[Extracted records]
^^^^^^^^^^^^^^^^

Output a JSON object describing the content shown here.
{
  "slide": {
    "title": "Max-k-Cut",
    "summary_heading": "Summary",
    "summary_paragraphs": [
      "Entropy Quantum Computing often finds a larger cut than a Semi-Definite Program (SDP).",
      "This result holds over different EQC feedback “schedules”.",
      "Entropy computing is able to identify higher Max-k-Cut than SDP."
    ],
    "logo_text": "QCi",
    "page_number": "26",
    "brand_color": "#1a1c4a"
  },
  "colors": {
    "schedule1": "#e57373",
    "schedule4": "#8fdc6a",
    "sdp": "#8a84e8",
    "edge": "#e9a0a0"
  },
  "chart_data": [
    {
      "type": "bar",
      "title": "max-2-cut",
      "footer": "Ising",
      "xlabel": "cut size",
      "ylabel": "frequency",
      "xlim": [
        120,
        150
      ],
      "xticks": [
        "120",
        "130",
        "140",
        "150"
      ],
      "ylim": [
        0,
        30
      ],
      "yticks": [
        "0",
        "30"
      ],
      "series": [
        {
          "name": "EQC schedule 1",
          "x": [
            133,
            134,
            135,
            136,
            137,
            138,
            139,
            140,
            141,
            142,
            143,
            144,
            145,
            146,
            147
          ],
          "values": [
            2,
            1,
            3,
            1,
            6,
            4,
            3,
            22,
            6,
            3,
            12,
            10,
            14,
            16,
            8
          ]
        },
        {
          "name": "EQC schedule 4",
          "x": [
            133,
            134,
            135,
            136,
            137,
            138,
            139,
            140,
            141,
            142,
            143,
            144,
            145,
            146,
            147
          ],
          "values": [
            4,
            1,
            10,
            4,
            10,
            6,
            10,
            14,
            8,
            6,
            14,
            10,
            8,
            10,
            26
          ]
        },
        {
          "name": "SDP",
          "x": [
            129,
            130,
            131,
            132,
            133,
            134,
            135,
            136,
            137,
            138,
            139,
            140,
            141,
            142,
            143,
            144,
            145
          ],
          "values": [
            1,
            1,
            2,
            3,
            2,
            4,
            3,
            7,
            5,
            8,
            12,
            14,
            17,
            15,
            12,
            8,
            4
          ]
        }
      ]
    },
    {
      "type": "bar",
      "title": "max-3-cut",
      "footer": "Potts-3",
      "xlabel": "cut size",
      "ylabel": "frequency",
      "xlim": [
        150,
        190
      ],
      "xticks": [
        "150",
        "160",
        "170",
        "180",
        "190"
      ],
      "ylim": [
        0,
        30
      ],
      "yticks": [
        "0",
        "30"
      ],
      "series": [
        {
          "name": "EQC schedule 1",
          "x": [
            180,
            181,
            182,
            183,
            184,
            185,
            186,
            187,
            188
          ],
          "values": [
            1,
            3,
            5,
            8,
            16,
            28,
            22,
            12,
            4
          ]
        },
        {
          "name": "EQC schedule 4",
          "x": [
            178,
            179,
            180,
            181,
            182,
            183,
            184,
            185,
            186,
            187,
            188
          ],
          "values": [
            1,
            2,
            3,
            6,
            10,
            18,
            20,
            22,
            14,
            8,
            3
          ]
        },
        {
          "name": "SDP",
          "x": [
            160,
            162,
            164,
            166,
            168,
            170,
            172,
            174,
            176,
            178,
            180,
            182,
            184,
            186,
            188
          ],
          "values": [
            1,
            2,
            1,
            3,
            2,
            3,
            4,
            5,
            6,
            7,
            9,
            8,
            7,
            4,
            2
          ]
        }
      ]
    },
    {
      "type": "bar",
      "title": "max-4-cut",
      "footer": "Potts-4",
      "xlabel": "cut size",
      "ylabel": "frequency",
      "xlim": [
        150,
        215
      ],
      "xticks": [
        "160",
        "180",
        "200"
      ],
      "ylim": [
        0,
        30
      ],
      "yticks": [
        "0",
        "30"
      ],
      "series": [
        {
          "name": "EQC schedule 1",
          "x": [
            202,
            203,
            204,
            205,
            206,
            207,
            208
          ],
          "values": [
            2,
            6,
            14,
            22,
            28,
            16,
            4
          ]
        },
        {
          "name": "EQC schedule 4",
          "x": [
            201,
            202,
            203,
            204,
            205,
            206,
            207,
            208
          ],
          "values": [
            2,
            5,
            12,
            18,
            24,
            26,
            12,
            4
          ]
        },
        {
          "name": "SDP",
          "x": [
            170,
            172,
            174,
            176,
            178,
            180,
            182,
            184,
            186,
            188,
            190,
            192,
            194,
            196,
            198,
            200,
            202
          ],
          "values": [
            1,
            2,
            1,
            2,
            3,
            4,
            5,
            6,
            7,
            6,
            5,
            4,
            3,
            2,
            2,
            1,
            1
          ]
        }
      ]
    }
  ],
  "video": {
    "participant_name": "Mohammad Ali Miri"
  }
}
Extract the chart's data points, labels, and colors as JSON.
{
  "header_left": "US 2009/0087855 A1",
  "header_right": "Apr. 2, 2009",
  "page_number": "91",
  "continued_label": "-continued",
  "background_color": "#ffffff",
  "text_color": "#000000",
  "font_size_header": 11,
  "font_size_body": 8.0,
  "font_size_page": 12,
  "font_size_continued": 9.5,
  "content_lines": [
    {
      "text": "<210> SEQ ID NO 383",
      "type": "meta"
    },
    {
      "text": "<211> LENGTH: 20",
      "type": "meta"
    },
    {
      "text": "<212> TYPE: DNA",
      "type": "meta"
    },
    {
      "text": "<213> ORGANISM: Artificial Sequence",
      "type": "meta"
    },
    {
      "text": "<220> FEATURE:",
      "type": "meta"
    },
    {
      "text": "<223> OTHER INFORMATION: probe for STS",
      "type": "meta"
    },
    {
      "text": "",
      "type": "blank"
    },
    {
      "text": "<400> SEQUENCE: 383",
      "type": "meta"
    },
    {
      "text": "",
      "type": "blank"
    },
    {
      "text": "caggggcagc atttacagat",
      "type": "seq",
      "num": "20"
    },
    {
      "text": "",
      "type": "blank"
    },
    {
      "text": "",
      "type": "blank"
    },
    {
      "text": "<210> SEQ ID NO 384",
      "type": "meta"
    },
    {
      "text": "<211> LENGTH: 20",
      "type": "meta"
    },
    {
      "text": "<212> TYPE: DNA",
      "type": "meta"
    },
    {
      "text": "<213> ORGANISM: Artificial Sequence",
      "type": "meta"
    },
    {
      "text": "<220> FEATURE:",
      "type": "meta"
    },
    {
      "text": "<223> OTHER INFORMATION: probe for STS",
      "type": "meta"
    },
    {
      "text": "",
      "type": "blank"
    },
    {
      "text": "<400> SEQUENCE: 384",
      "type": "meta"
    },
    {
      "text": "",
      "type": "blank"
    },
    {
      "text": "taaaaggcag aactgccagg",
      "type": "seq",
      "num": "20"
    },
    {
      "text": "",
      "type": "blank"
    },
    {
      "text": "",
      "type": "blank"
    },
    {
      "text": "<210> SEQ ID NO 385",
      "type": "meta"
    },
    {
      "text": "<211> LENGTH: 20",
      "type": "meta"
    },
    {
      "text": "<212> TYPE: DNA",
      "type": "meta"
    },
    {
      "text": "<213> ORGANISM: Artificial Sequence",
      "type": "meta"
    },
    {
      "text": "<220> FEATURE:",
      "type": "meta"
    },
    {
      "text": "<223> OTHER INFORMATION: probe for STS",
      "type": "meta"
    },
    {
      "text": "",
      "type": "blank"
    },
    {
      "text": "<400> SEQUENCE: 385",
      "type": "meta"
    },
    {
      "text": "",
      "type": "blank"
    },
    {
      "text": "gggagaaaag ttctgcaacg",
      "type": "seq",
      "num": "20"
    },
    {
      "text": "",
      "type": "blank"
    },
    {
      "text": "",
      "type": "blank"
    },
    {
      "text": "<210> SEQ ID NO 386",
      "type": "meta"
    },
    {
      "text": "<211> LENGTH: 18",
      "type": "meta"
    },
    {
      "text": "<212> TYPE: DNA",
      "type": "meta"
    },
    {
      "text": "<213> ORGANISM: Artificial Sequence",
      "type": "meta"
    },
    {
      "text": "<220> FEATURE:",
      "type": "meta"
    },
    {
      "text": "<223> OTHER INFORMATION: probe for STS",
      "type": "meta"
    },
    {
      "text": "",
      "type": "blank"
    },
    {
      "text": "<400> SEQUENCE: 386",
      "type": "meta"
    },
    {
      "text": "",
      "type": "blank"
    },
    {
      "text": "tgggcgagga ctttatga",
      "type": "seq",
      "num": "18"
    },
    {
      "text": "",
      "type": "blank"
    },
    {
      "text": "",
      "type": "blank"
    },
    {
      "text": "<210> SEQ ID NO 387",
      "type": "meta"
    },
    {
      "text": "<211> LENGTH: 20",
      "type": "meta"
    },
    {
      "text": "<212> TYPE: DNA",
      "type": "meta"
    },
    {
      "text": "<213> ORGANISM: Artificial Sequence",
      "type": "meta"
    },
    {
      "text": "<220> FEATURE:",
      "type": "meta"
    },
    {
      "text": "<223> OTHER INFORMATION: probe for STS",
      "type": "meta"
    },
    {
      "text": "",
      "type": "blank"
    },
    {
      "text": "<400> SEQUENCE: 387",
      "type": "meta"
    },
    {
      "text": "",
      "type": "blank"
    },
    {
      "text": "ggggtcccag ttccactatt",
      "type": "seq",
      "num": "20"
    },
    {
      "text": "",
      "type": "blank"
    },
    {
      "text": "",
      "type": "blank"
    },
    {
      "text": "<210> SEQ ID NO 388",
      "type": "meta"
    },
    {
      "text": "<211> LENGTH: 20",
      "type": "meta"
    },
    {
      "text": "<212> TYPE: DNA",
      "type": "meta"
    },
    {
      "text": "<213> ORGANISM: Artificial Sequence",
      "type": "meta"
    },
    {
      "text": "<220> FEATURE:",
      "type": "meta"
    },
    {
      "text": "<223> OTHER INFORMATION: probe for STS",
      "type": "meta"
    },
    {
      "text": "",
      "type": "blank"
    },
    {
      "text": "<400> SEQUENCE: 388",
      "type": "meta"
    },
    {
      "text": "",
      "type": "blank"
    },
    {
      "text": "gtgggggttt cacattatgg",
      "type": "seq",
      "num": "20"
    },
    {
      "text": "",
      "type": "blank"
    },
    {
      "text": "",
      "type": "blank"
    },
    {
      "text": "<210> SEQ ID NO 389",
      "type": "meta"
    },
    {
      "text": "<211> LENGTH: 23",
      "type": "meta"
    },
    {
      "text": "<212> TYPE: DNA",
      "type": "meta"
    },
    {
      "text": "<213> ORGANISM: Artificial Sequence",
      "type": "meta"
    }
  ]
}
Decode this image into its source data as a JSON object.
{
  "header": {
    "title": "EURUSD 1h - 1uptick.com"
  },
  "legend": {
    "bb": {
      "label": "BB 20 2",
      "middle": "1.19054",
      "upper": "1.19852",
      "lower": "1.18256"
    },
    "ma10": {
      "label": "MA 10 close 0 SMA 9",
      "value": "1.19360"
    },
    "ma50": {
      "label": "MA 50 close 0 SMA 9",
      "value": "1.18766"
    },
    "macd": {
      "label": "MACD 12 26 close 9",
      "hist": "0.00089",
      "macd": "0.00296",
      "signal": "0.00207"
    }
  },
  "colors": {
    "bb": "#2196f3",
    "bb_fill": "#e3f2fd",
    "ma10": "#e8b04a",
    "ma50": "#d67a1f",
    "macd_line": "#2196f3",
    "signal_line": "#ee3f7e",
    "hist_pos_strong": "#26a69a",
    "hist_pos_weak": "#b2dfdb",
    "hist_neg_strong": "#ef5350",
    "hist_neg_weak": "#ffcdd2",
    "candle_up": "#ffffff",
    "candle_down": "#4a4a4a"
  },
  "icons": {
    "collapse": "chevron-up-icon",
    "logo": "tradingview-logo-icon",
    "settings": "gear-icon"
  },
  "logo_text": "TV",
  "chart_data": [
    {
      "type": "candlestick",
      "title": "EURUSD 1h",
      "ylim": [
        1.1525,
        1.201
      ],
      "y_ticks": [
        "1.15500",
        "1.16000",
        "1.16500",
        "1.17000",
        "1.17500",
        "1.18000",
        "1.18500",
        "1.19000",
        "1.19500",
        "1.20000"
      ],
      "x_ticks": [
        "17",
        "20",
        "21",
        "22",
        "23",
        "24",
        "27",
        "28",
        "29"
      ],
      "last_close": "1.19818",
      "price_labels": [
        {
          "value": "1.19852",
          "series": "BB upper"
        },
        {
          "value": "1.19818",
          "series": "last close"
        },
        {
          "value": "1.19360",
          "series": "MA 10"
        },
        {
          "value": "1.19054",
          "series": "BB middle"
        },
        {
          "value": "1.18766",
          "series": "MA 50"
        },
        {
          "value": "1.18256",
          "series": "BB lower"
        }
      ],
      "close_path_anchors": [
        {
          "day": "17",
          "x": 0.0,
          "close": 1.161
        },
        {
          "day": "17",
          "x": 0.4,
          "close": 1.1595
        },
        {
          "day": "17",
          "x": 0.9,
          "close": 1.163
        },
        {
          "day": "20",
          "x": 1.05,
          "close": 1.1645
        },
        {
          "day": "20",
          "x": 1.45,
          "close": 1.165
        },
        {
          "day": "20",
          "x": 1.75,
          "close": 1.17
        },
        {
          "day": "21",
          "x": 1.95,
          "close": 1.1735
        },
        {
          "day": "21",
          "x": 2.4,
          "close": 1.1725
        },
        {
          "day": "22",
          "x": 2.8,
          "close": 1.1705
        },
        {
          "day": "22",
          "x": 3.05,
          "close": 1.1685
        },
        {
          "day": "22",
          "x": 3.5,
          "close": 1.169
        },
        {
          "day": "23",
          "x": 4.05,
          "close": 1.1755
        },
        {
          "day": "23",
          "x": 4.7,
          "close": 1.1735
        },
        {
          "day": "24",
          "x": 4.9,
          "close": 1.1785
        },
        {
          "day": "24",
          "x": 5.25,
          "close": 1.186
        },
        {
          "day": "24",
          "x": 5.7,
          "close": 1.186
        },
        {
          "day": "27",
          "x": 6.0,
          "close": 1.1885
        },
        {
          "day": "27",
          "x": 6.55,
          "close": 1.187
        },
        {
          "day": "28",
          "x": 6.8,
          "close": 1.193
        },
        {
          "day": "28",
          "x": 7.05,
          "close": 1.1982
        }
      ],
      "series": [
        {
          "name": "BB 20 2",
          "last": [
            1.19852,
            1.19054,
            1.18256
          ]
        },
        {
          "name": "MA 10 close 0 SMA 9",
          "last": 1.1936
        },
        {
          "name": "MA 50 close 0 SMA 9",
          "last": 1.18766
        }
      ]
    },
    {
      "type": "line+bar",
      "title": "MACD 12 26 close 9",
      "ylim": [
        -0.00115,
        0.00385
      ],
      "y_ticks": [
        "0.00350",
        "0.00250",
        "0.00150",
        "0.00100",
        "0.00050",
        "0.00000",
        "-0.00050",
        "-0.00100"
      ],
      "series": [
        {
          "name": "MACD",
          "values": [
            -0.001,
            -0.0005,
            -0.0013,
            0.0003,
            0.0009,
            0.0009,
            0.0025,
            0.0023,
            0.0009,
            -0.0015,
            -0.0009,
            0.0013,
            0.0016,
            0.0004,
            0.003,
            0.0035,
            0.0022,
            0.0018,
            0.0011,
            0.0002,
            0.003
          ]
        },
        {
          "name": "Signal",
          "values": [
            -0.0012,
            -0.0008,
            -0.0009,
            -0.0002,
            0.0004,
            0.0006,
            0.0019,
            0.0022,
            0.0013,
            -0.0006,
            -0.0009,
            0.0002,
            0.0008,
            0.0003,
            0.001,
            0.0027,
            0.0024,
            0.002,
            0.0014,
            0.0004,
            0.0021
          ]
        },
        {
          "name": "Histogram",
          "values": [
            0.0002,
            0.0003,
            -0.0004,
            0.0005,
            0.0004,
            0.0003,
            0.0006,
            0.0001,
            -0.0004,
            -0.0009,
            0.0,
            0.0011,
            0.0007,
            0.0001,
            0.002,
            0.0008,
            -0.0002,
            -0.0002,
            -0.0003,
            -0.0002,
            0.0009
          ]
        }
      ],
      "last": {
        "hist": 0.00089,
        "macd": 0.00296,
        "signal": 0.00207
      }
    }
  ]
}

^^^^^^^^^^^^^^^^

In the listing above, find each line with the word "footer" and copy it.

      "footer": "Ising",
      "footer": "Potts-3",
      "footer": "Potts-4",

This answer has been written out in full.